(Work to complete): Using the material that follows, identify and copy each line with the string "sare".

------ Recorded data ------

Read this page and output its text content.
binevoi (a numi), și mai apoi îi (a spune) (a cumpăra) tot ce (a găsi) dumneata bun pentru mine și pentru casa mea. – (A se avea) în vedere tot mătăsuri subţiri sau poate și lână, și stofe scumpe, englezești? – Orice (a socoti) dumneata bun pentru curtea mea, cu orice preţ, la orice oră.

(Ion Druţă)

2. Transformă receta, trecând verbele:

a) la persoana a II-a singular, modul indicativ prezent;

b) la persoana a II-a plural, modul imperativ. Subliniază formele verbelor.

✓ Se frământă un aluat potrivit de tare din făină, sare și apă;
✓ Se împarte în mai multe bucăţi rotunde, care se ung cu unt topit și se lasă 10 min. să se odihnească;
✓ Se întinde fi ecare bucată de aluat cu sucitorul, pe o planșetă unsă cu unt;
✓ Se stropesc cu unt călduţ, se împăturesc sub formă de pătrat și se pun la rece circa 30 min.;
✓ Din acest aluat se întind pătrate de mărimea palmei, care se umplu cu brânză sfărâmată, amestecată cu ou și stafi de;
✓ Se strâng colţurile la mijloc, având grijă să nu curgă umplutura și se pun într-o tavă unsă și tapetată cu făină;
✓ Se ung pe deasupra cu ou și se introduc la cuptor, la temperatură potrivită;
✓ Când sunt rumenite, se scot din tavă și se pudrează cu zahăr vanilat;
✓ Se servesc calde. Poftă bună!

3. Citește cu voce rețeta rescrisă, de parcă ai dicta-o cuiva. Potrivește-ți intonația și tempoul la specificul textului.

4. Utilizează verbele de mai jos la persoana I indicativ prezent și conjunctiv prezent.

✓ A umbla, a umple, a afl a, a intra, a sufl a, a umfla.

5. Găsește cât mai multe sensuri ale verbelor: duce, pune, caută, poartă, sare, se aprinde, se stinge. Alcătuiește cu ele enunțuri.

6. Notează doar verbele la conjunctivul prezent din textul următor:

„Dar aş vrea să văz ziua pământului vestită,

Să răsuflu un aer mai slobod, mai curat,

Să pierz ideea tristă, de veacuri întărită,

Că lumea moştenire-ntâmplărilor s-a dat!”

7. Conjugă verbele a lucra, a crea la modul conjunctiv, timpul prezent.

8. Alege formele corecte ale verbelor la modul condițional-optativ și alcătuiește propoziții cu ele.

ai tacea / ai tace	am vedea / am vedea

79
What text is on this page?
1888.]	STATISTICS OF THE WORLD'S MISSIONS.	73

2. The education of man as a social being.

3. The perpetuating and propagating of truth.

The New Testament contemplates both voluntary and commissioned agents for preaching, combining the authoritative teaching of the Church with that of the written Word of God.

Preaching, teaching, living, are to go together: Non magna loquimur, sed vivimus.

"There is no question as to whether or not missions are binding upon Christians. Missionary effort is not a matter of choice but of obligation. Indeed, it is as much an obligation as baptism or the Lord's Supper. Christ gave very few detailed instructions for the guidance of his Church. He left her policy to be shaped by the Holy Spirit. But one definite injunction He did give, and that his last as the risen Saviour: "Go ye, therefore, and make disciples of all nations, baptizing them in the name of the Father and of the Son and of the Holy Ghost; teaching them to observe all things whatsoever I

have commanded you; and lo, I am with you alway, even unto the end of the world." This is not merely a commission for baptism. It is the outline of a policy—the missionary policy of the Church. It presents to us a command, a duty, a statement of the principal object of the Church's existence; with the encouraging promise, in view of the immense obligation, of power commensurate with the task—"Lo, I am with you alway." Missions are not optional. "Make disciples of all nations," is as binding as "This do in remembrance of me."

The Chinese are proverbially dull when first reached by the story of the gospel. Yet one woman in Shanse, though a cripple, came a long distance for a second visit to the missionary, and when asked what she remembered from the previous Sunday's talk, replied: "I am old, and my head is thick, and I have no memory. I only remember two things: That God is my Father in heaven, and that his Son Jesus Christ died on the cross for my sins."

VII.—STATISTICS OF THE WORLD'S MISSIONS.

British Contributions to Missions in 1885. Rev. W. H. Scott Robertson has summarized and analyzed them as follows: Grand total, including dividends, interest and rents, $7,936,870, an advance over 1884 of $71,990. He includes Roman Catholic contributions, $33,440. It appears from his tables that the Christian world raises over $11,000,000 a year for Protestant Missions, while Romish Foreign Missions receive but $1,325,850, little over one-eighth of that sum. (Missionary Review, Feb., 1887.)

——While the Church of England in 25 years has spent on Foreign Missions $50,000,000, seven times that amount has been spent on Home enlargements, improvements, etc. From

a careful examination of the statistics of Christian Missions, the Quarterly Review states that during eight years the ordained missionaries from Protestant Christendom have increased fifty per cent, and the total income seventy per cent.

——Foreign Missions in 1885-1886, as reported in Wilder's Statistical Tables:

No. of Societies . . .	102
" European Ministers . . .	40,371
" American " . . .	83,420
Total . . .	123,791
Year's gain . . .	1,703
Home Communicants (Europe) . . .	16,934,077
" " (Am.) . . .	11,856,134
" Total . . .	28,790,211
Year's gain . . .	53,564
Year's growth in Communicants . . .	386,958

------

(Task solution):
✓ Se frământă un aluat potrivit de tare din făină, sare și apă;
5. Găsește cât mai multe sensuri ale verbelor: duce, pune, caută, poartă, sare, se aprinde, se stinge. Alcătuiește cu ele enunțuri.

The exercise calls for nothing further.